** DESCRIPTION OF THE TASK **
Reproduce all of the material word for word.
◇ ◇ ◇
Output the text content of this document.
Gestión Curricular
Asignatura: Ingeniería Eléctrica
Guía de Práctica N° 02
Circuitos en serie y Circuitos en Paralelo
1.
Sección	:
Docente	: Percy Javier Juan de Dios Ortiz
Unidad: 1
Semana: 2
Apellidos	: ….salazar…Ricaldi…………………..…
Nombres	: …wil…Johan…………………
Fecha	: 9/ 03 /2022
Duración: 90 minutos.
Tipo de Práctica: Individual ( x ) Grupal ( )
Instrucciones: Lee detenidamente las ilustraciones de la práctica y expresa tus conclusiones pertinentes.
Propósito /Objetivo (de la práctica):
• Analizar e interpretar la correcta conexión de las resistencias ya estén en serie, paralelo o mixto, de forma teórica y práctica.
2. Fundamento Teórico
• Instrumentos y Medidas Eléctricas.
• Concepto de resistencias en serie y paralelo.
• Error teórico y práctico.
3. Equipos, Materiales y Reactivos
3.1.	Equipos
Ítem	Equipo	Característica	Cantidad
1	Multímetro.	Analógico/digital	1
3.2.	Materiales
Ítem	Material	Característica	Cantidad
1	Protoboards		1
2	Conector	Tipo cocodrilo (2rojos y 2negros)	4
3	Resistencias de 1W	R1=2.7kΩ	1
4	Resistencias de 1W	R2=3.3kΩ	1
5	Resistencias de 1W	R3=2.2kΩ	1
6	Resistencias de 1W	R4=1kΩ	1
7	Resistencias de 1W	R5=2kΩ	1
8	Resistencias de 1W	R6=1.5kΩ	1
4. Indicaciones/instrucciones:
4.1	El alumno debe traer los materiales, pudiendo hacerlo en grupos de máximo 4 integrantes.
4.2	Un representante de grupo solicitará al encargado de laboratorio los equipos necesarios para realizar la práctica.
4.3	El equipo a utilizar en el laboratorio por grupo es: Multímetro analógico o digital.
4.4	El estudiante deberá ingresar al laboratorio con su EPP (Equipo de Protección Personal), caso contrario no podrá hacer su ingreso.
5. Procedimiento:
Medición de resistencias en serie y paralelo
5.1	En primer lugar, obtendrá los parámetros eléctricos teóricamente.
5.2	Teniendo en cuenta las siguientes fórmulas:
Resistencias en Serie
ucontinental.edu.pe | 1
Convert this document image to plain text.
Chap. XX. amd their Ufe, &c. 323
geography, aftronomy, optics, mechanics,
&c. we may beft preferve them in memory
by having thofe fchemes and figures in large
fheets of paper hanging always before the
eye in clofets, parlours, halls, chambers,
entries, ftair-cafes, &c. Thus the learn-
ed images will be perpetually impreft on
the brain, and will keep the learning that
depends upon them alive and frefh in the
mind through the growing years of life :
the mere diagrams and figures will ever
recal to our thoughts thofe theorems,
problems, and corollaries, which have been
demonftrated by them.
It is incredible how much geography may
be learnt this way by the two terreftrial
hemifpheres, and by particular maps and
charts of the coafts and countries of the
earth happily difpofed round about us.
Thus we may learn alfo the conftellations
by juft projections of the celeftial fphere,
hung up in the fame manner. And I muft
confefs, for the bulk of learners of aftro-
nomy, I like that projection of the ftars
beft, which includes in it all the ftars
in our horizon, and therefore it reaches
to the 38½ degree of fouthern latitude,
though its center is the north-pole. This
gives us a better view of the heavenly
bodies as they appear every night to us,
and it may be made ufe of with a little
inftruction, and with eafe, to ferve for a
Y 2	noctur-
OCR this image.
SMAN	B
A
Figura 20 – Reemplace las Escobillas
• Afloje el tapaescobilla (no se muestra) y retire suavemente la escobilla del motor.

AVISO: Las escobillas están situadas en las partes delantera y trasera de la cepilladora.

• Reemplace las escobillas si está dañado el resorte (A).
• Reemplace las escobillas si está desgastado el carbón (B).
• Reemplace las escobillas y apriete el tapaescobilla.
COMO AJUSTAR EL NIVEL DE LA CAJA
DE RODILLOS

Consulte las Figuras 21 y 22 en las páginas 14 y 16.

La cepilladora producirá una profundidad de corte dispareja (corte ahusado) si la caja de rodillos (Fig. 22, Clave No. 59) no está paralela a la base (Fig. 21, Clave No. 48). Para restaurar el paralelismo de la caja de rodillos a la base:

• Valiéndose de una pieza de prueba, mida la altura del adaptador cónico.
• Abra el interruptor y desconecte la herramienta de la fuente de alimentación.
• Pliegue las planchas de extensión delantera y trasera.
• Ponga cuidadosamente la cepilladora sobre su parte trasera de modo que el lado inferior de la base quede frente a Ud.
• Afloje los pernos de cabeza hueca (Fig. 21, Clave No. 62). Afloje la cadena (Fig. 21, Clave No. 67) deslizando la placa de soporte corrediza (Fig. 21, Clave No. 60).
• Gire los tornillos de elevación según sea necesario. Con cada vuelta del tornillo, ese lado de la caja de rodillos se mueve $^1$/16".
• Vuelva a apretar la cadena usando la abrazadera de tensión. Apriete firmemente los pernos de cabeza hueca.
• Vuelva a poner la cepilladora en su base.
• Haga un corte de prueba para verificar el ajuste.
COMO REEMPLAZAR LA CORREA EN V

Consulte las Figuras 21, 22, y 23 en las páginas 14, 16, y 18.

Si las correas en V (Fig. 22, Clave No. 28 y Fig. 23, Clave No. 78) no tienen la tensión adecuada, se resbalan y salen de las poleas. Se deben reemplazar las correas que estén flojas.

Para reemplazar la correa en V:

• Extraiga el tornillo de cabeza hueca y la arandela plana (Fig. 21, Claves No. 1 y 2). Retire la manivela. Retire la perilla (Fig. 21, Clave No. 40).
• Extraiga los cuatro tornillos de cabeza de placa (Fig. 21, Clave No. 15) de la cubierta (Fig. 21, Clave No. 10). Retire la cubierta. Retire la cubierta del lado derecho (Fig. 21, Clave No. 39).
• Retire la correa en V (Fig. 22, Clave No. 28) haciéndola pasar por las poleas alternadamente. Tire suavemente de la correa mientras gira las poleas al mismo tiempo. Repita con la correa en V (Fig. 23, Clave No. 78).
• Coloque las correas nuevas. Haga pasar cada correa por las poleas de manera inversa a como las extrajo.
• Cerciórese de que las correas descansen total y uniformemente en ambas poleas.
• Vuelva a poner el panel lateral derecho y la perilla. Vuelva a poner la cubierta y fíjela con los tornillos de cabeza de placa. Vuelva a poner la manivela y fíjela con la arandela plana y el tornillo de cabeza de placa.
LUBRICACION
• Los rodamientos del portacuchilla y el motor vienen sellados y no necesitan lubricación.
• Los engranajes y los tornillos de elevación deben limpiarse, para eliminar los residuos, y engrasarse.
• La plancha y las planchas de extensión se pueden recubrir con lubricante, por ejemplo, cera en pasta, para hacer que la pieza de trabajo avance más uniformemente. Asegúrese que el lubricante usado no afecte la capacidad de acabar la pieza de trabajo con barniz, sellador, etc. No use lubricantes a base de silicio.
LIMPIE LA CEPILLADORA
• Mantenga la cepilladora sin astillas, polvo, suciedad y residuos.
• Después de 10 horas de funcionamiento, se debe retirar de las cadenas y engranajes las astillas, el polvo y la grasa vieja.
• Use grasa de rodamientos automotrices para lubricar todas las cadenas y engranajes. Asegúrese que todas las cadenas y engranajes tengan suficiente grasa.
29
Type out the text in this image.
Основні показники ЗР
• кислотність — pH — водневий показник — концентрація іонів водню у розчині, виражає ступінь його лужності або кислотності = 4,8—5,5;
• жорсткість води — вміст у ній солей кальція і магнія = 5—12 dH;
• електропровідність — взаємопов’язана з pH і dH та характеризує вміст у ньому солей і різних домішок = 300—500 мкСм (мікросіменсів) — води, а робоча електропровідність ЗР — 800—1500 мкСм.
◇ ◇ ◇
** FINAL RESULT **
Output the text content of this document.
Gestión Curricular
Asignatura: Ingeniería Eléctrica
Guía de Práctica N° 02
Circuitos en serie y Circuitos en Paralelo
1.
Sección	:
Docente	: Percy Javier Juan de Dios Ortiz
Unidad: 1
Semana: 2
Apellidos	: ….salazar…Ricaldi…………………..…
Nombres	: …wil…Johan…………………
Fecha	: 9/ 03 /2022
Duración: 90 minutos.
Tipo de Práctica: Individual ( x ) Grupal ( )
Instrucciones: Lee detenidamente las ilustraciones de la práctica y expresa tus conclusiones pertinentes.
Propósito /Objetivo (de la práctica):
• Analizar e interpretar la correcta conexión de las resistencias ya estén en serie, paralelo o mixto, de forma teórica y práctica.
2. Fundamento Teórico
• Instrumentos y Medidas Eléctricas.
• Concepto de resistencias en serie y paralelo.
• Error teórico y práctico.
3. Equipos, Materiales y Reactivos
3.1.	Equipos
Ítem	Equipo	Característica	Cantidad
1	Multímetro.	Analógico/digital	1
3.2.	Materiales
Ítem	Material	Característica	Cantidad
1	Protoboards		1
2	Conector	Tipo cocodrilo (2rojos y 2negros)	4
3	Resistencias de 1W	R1=2.7kΩ	1
4	Resistencias de 1W	R2=3.3kΩ	1
5	Resistencias de 1W	R3=2.2kΩ	1
6	Resistencias de 1W	R4=1kΩ	1
7	Resistencias de 1W	R5=2kΩ	1
8	Resistencias de 1W	R6=1.5kΩ	1
4. Indicaciones/instrucciones:
4.1	El alumno debe traer los materiales, pudiendo hacerlo en grupos de máximo 4 integrantes.
4.2	Un representante de grupo solicitará al encargado de laboratorio los equipos necesarios para realizar la práctica.
4.3	El equipo a utilizar en el laboratorio por grupo es: Multímetro analógico o digital.
4.4	El estudiante deberá ingresar al laboratorio con su EPP (Equipo de Protección Personal), caso contrario no podrá hacer su ingreso.
5. Procedimiento:
Medición de resistencias en serie y paralelo
5.1	En primer lugar, obtendrá los parámetros eléctricos teóricamente.
5.2	Teniendo en cuenta las siguientes fórmulas:
Resistencias en Serie
ucontinental.edu.pe | 1
Convert this document image to plain text.
Chap. XX. amd their Ufe, &c. 323
geography, aftronomy, optics, mechanics,
&c. we may beft preferve them in memory
by having thofe fchemes and figures in large
fheets of paper hanging always before the
eye in clofets, parlours, halls, chambers,
entries, ftair-cafes, &c. Thus the learn-
ed images will be perpetually impreft on
the brain, and will keep the learning that
depends upon them alive and frefh in the
mind through the growing years of life :
the mere diagrams and figures will ever
recal to our thoughts thofe theorems,
problems, and corollaries, which have been
demonftrated by them.
It is incredible how much geography may
be learnt this way by the two terreftrial
hemifpheres, and by particular maps and
charts of the coafts and countries of the
earth happily difpofed round about us.
Thus we may learn alfo the conftellations
by juft projections of the celeftial fphere,
hung up in the fame manner. And I muft
confefs, for the bulk of learners of aftro-
nomy, I like that projection of the ftars
beft, which includes in it all the ftars
in our horizon, and therefore it reaches
to the 38½ degree of fouthern latitude,
though its center is the north-pole. This
gives us a better view of the heavenly
bodies as they appear every night to us,
and it may be made ufe of with a little
inftruction, and with eafe, to ferve for a
Y 2	noctur-
OCR this image.
SMAN	B
A
Figura 20 – Reemplace las Escobillas
• Afloje el tapaescobilla (no se muestra) y retire suavemente la escobilla del motor.

AVISO: Las escobillas están situadas en las partes delantera y trasera de la cepilladora.

• Reemplace las escobillas si está dañado el resorte (A).
• Reemplace las escobillas si está desgastado el carbón (B).
• Reemplace las escobillas y apriete el tapaescobilla.
COMO AJUSTAR EL NIVEL DE LA CAJA
DE RODILLOS

Consulte las Figuras 21 y 22 en las páginas 14 y 16.

La cepilladora producirá una profundidad de corte dispareja (corte ahusado) si la caja de rodillos (Fig. 22, Clave No. 59) no está paralela a la base (Fig. 21, Clave No. 48). Para restaurar el paralelismo de la caja de rodillos a la base:

• Valiéndose de una pieza de prueba, mida la altura del adaptador cónico.
• Abra el interruptor y desconecte la herramienta de la fuente de alimentación.
• Pliegue las planchas de extensión delantera y trasera.
• Ponga cuidadosamente la cepilladora sobre su parte trasera de modo que el lado inferior de la base quede frente a Ud.
• Afloje los pernos de cabeza hueca (Fig. 21, Clave No. 62). Afloje la cadena (Fig. 21, Clave No. 67) deslizando la placa de soporte corrediza (Fig. 21, Clave No. 60).
• Gire los tornillos de elevación según sea necesario. Con cada vuelta del tornillo, ese lado de la caja de rodillos se mueve $^1$/16".
• Vuelva a apretar la cadena usando la abrazadera de tensión. Apriete firmemente los pernos de cabeza hueca.
• Vuelva a poner la cepilladora en su base.
• Haga un corte de prueba para verificar el ajuste.
COMO REEMPLAZAR LA CORREA EN V

Consulte las Figuras 21, 22, y 23 en las páginas 14, 16, y 18.

Si las correas en V (Fig. 22, Clave No. 28 y Fig. 23, Clave No. 78) no tienen la tensión adecuada, se resbalan y salen de las poleas. Se deben reemplazar las correas que estén flojas.

Para reemplazar la correa en V:

• Extraiga el tornillo de cabeza hueca y la arandela plana (Fig. 21, Claves No. 1 y 2). Retire la manivela. Retire la perilla (Fig. 21, Clave No. 40).
• Extraiga los cuatro tornillos de cabeza de placa (Fig. 21, Clave No. 15) de la cubierta (Fig. 21, Clave No. 10). Retire la cubierta. Retire la cubierta del lado derecho (Fig. 21, Clave No. 39).
• Retire la correa en V (Fig. 22, Clave No. 28) haciéndola pasar por las poleas alternadamente. Tire suavemente de la correa mientras gira las poleas al mismo tiempo. Repita con la correa en V (Fig. 23, Clave No. 78).
• Coloque las correas nuevas. Haga pasar cada correa por las poleas de manera inversa a como las extrajo.
• Cerciórese de que las correas descansen total y uniformemente en ambas poleas.
• Vuelva a poner el panel lateral derecho y la perilla. Vuelva a poner la cubierta y fíjela con los tornillos de cabeza de placa. Vuelva a poner la manivela y fíjela con la arandela plana y el tornillo de cabeza de placa.
LUBRICACION
• Los rodamientos del portacuchilla y el motor vienen sellados y no necesitan lubricación.
• Los engranajes y los tornillos de elevación deben limpiarse, para eliminar los residuos, y engrasarse.
• La plancha y las planchas de extensión se pueden recubrir con lubricante, por ejemplo, cera en pasta, para hacer que la pieza de trabajo avance más uniformemente. Asegúrese que el lubricante usado no afecte la capacidad de acabar la pieza de trabajo con barniz, sellador, etc. No use lubricantes a base de silicio.
LIMPIE LA CEPILLADORA
• Mantenga la cepilladora sin astillas, polvo, suciedad y residuos.
• Después de 10 horas de funcionamiento, se debe retirar de las cadenas y engranajes las astillas, el polvo y la grasa vieja.
• Use grasa de rodamientos automotrices para lubricar todas las cadenas y engranajes. Asegúrese que todas las cadenas y engranajes tengan suficiente grasa.
29
Type out the text in this image.
Основні показники ЗР
• кислотність — pH — водневий показник — концентрація іонів водню у розчині, виражає ступінь його лужності або кислотності = 4,8—5,5;
• жорсткість води — вміст у ній солей кальція і магнія = 5—12 dH;
• електропровідність — взаємопов’язана з pH і dH та характеризує вміст у ньому солей і різних домішок = 300—500 мкСм (мікросіменсів) — води, а робоча електропровідність ЗР — 800—1500 мкСм.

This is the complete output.